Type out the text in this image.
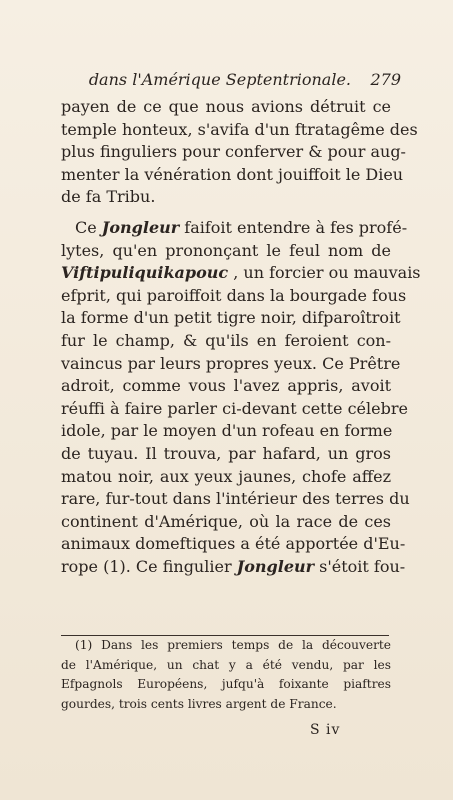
dans l'Amérique Septentrionale. 279
payen de ce que nous avions détruit ce
temple honteux, s'avifa d'un ftratagême des
plus finguliers pour conferver & pour aug-
menter la vénération dont jouiffoit le Dieu
de fa Tribu.
Ce Jongleur faifoit entendre à fes profé-
lytes, qu'en prononçant le feul nom de
Viftipuliquikapouc , un forcier ou mauvais
efprit, qui paroiffoit dans la bourgade fous
la forme d'un petit tigre noir, difparoîtroit
fur le champ, & qu'ils en feroient con-
vaincus par leurs propres yeux. Ce Prêtre
adroit, comme vous l'avez appris, avoit
réuffi à faire parler ci-devant cette célebre
idole, par le moyen d'un rofeau en forme
de tuyau. Il trouva, par hafard, un gros
matou noir, aux yeux jaunes, chofe affez
rare, fur-tout dans l'intérieur des terres du
continent d'Amérique, où la race de ces
animaux domeftiques a été apportée d'Eu-
rope (1). Ce fingulier Jongleur s'étoit fou-
(1) Dans les premiers temps de la découverte
de l'Amérique, un chat y a été vendu, par les
Efpagnols Européens, jufqu'à foixante piaftres
gourdes, trois cents livres argent de France.
S iv
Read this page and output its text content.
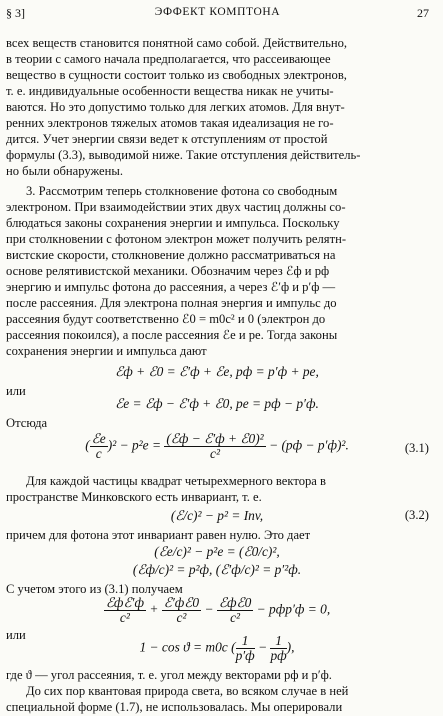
§ 3]	ЭФФЕКТ КОМПТОНА	27
всех веществ становится понятной само собой. Действительно,
в теории с самого начала предполагается, что рассеивающее
вещество в сущности состоит только из свободных электронов,
т. е. индивидуальные особенности вещества никак не учиты-
ваются. Но это допустимо только для легких атомов. Для внут-
ренних электронов тяжелых атомов такая идеализация не го-
дится. Учет энергии связи ведет к отступлениям от простой
формулы (3.3), выводимой ниже. Такие отступления действитель-
но были обнаружены.
3. Рассмотрим теперь столкновение фотона со свободным
электроном. При взаимодействии этих двух частиц должны со-
блюдаться законы сохранения энергии и импульса. Поскольку
при столкновении с фотоном электрон может получить релятн-
вистские скорости, столкновение должно рассматриваться на
основе релятивистской механики. Обозначим через ℰф и pф
энергию и импульс фотона до рассеяния, а через ℰ′ф и p′ф —
после рассеяния. Для электрона полная энергия и импульс до
рассеяния будут соответственно ℰ0 = m0c² и 0 (электрон до
рассеяния покоился), а после рассеяния ℰe и pe. Тогда законы
сохранения энергии и импульса дают
ℰф + ℰ0 = ℰ′ф + ℰe, pф = p′ф + pe,
или
ℰe = ℰф − ℰ′ф + ℰ0, pe = pф − p′ф.
Отсюда
( $\frac{\text{ℰe}}{c} )^2 - p^2e = \frac{\text{(ℰф − ℰ′ф + ℰ0)²}}{\text{c²}} - (pф - p'ф)^2$.	(3.1)
Для каждой частицы квадрат четырехмерного вектора в
пространстве Минковского есть инвариант, т. е.
(ℰ/c)² − p² = Inv,	(3.2)
причем для фотона этот инвариант равен нулю. Это дает
(ℰe/c)² − p²e = (ℰ0/c)²,
(ℰф/c)² = p²ф, (ℰ′ф/c)² = p′²ф.
С учетом этого из (3.1) получаем
$\frac{\text{ℰфℰ′ф}}{\text{c²}} + \frac{\text{ℰ′фℰ0}}{\text{c²}} - \frac{\text{ℰфℰ0}}{\text{c²}} - pфp'ф = 0$,
или
1 − cos ϑ = m0c ( $\frac{1}{p'ф} - \frac{1}{pф}$ ),
где ϑ — угол рассеяния, т. е. угол между векторами pф и p′ф.
До сих пор квантовая природа света, во всяком случае в ней
специальной форме (1.7), не использовалась. Мы оперировали
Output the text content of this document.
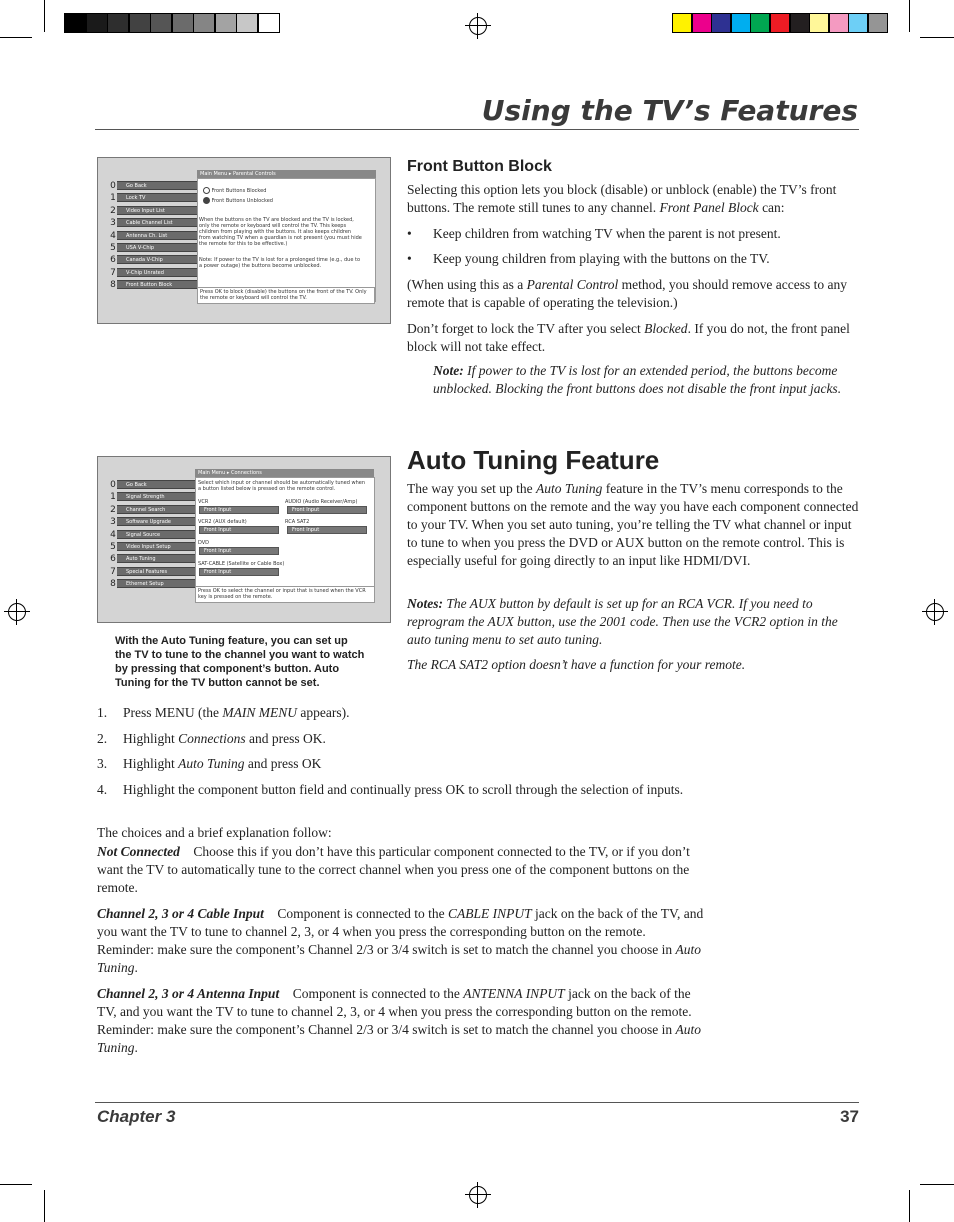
Using the TV’s Features
0 Go Back
1 Lock TV
2 Video Input List
3 Cable Channel List
4 Antenna Ch. List
5 USA V-Chip
6 Canada V-Chip
7 V-Chip Unrated
8 Front Button Block
Main Menu ▸ Parental Controls
Front Buttons Blocked
Front Buttons Unblocked
When the buttons on the TV are blocked and the TV is locked, only the remote or keyboard will control the TV. This keeps children from playing with the buttons. It also keeps children from watching TV when a guardian is not present (you must hide the remote for this to be effective.)
Note: If power to the TV is lost for a prolonged time (e.g., due to a power outage) the buttons become unblocked.
Press OK to block (disable) the buttons on the front of the TV. Only the remote or keyboard will control the TV.
Front Button Block

Selecting this option lets you block (disable) or unblock (enable) the TV’s front buttons. The remote still tunes to any channel. Front Panel Block can:

• Keep children from watching TV when the parent is not present.
• Keep young children from playing with the buttons on the TV.

(When using this as a Parental Control method, you should remove access to any remote that is capable of operating the television.)

Don’t forget to lock the TV after you select Blocked. If you do not, the front panel block will not take effect.

Note: If power to the TV is lost for an extended period, the buttons become unblocked. Blocking the front buttons does not disable the front input jacks.
0 Go Back
1 Signal Strength
2 Channel Search
3 Software Upgrade
4 Signal Source
5 Video Input Setup
6 Auto Tuning
7 Special Features
8 Ethernet Setup
Main Menu ▸ Connections
Select which input or channel should be automatically tuned when a button listed below is pressed on the remote control.
VCR
Front Input
AUDIO (Audio Receiver/Amp)
Front Input
VCR2 (AUX default)
Front Input
RCA SAT2
Front Input
DVD
Front Input
SAT-CABLE (Satellite or Cable Box)
Front Input
Press OK to select the channel or input that is tuned when the VCR key is pressed on the remote.
With the Auto Tuning feature, you can set up the TV to tune to the channel you want to watch by pressing that component’s button. Auto Tuning for the TV button cannot be set.
Auto Tuning Feature

The way you set up the Auto Tuning feature in the TV’s menu corresponds to the component buttons on the remote and the way you have each component connected to your TV. When you set auto tuning, you’re telling the TV what channel or input to tune to when you press the DVD or AUX button on the remote control. This is especially useful for going directly to an input like HDMI/DVI.

Notes: The AUX button by default is set up for an RCA VCR. If you need to reprogram the AUX button, use the 2001 code. Then use the VCR2 option in the auto tuning menu to set auto tuning.
The RCA SAT2 option doesn’t have a function for your remote.
1. Press MENU (the MAIN MENU appears).
2. Highlight Connections and press OK.
3. Highlight Auto Tuning and press OK
4. Highlight the component button field and continually press OK to scroll through the selection of inputs.

The choices and a brief explanation follow:

Not Connected Choose this if you don’t have this particular component connected to the TV, or if you don’t want the TV to automatically tune to the correct channel when you press one of the component buttons on the remote.

Channel 2, 3 or 4 Cable Input Component is connected to the CABLE INPUT jack on the back of the TV, and you want the TV to tune to channel 2, 3, or 4 when you press the corresponding button on the remote. Reminder: make sure the component’s Channel 2/3 or 3/4 switch is set to match the channel you choose in Auto Tuning.

Channel 2, 3 or 4 Antenna Input Component is connected to the ANTENNA INPUT jack on the back of the TV, and you want the TV to tune to channel 2, 3, or 4 when you press the corresponding button on the remote. Reminder: make sure the component’s Channel 2/3 or 3/4 switch is set to match the channel you choose in Auto Tuning.

Chapter 3	37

| THE TASK |
Your copy should match the entries exactly, minus the pictures.

| RESPONSE BELOW |
Type out the text in this image.
dans l'Amérique Septentrionale. 279
payen de ce que nous avions détruit ce
temple honteux, s'avifa d'un ftratagême des
plus finguliers pour conferver & pour aug-
menter la vénération dont jouiffoit le Dieu
de fa Tribu.
Ce Jongleur faifoit entendre à fes profé-
lytes, qu'en prononçant le feul nom de
Viftipuliquikapouc , un forcier ou mauvais
efprit, qui paroiffoit dans la bourgade fous
la forme d'un petit tigre noir, difparoîtroit
fur le champ, & qu'ils en feroient con-
vaincus par leurs propres yeux. Ce Prêtre
adroit, comme vous l'avez appris, avoit
réuffi à faire parler ci-devant cette célebre
idole, par le moyen d'un rofeau en forme
de tuyau. Il trouva, par hafard, un gros
matou noir, aux yeux jaunes, chofe affez
rare, fur-tout dans l'intérieur des terres du
continent d'Amérique, où la race de ces
animaux domeftiques a été apportée d'Eu-
rope (1). Ce fingulier Jongleur s'étoit fou-
(1) Dans les premiers temps de la découverte
de l'Amérique, un chat y a été vendu, par les
Efpagnols Européens, jufqu'à foixante piaftres
gourdes, trois cents livres argent de France.
S iv
Read this page and output its text content.
§ 3]	ЭФФЕКТ КОМПТОНА	27
всех веществ становится понятной само собой. Действительно,
в теории с самого начала предполагается, что рассеивающее
вещество в сущности состоит только из свободных электронов,
т. е. индивидуальные особенности вещества никак не учиты-
ваются. Но это допустимо только для легких атомов. Для внут-
ренних электронов тяжелых атомов такая идеализация не го-
дится. Учет энергии связи ведет к отступлениям от простой
формулы (3.3), выводимой ниже. Такие отступления действитель-
но были обнаружены.
3. Рассмотрим теперь столкновение фотона со свободным
электроном. При взаимодействии этих двух частиц должны со-
блюдаться законы сохранения энергии и импульса. Поскольку
при столкновении с фотоном электрон может получить релятн-
вистские скорости, столкновение должно рассматриваться на
основе релятивистской механики. Обозначим через ℰф и pф
энергию и импульс фотона до рассеяния, а через ℰ′ф и p′ф —
после рассеяния. Для электрона полная энергия и импульс до
рассеяния будут соответственно ℰ0 = m0c² и 0 (электрон до
рассеяния покоился), а после рассеяния ℰe и pe. Тогда законы
сохранения энергии и импульса дают
ℰф + ℰ0 = ℰ′ф + ℰe, pф = p′ф + pe,
или
ℰe = ℰф − ℰ′ф + ℰ0, pe = pф − p′ф.
Отсюда
( $\frac{\text{ℰe}}{c} )^2 - p^2e = \frac{\text{(ℰф − ℰ′ф + ℰ0)²}}{\text{c²}} - (pф - p'ф)^2$.	(3.1)
Для каждой частицы квадрат четырехмерного вектора в
пространстве Минковского есть инвариант, т. е.
(ℰ/c)² − p² = Inv,	(3.2)
причем для фотона этот инвариант равен нулю. Это дает
(ℰe/c)² − p²e = (ℰ0/c)²,
(ℰф/c)² = p²ф, (ℰ′ф/c)² = p′²ф.
С учетом этого из (3.1) получаем
$\frac{\text{ℰфℰ′ф}}{\text{c²}} + \frac{\text{ℰ′фℰ0}}{\text{c²}} - \frac{\text{ℰфℰ0}}{\text{c²}} - pфp'ф = 0$,
или
1 − cos ϑ = m0c ( $\frac{1}{p'ф} - \frac{1}{pф}$ ),
где ϑ — угол рассеяния, т. е. угол между векторами pф и p′ф.
До сих пор квантовая природа света, во всяком случае в ней
специальной форме (1.7), не использовалась. Мы оперировали
Output the text content of this document.
Using the TV’s Features
0 Go Back
1 Lock TV
2 Video Input List
3 Cable Channel List
4 Antenna Ch. List
5 USA V-Chip
6 Canada V-Chip
7 V-Chip Unrated
8 Front Button Block
Main Menu ▸ Parental Controls
Front Buttons Blocked
Front Buttons Unblocked
When the buttons on the TV are blocked and the TV is locked, only the remote or keyboard will control the TV. This keeps children from playing with the buttons. It also keeps children from watching TV when a guardian is not present (you must hide the remote for this to be effective.)
Note: If power to the TV is lost for a prolonged time (e.g., due to a power outage) the buttons become unblocked.
Press OK to block (disable) the buttons on the front of the TV. Only the remote or keyboard will control the TV.
Front Button Block

Selecting this option lets you block (disable) or unblock (enable) the TV’s front buttons. The remote still tunes to any channel. Front Panel Block can:

• Keep children from watching TV when the parent is not present.
• Keep young children from playing with the buttons on the TV.

(When using this as a Parental Control method, you should remove access to any remote that is capable of operating the television.)

Don’t forget to lock the TV after you select Blocked. If you do not, the front panel block will not take effect.

Note: If power to the TV is lost for an extended period, the buttons become unblocked. Blocking the front buttons does not disable the front input jacks.
0 Go Back
1 Signal Strength
2 Channel Search
3 Software Upgrade
4 Signal Source
5 Video Input Setup
6 Auto Tuning
7 Special Features
8 Ethernet Setup
Main Menu ▸ Connections
Select which input or channel should be automatically tuned when a button listed below is pressed on the remote control.
VCR
Front Input
AUDIO (Audio Receiver/Amp)
Front Input
VCR2 (AUX default)
Front Input
RCA SAT2
Front Input
DVD
Front Input
SAT-CABLE (Satellite or Cable Box)
Front Input
Press OK to select the channel or input that is tuned when the VCR key is pressed on the remote.
With the Auto Tuning feature, you can set up the TV to tune to the channel you want to watch by pressing that component’s button. Auto Tuning for the TV button cannot be set.
Auto Tuning Feature

The way you set up the Auto Tuning feature in the TV’s menu corresponds to the component buttons on the remote and the way you have each component connected to your TV. When you set auto tuning, you’re telling the TV what channel or input to tune to when you press the DVD or AUX button on the remote control. This is especially useful for going directly to an input like HDMI/DVI.

Notes: The AUX button by default is set up for an RCA VCR. If you need to reprogram the AUX button, use the 2001 code. Then use the VCR2 option in the auto tuning menu to set auto tuning.
The RCA SAT2 option doesn’t have a function for your remote.
1. Press MENU (the MAIN MENU appears).
2. Highlight Connections and press OK.
3. Highlight Auto Tuning and press OK
4. Highlight the component button field and continually press OK to scroll through the selection of inputs.

The choices and a brief explanation follow:

Not Connected Choose this if you don’t have this particular component connected to the TV, or if you don’t want the TV to automatically tune to the correct channel when you press one of the component buttons on the remote.

Channel 2, 3 or 4 Cable Input Component is connected to the CABLE INPUT jack on the back of the TV, and you want the TV to tune to channel 2, 3, or 4 when you press the corresponding button on the remote. Reminder: make sure the component’s Channel 2/3 or 3/4 switch is set to match the channel you choose in Auto Tuning.

Channel 2, 3 or 4 Antenna Input Component is connected to the ANTENNA INPUT jack on the back of the TV, and you want the TV to tune to channel 2, 3, or 4 when you press the corresponding button on the remote. Reminder: make sure the component’s Channel 2/3 or 3/4 switch is set to match the channel you choose in Auto Tuning.

Chapter 3	37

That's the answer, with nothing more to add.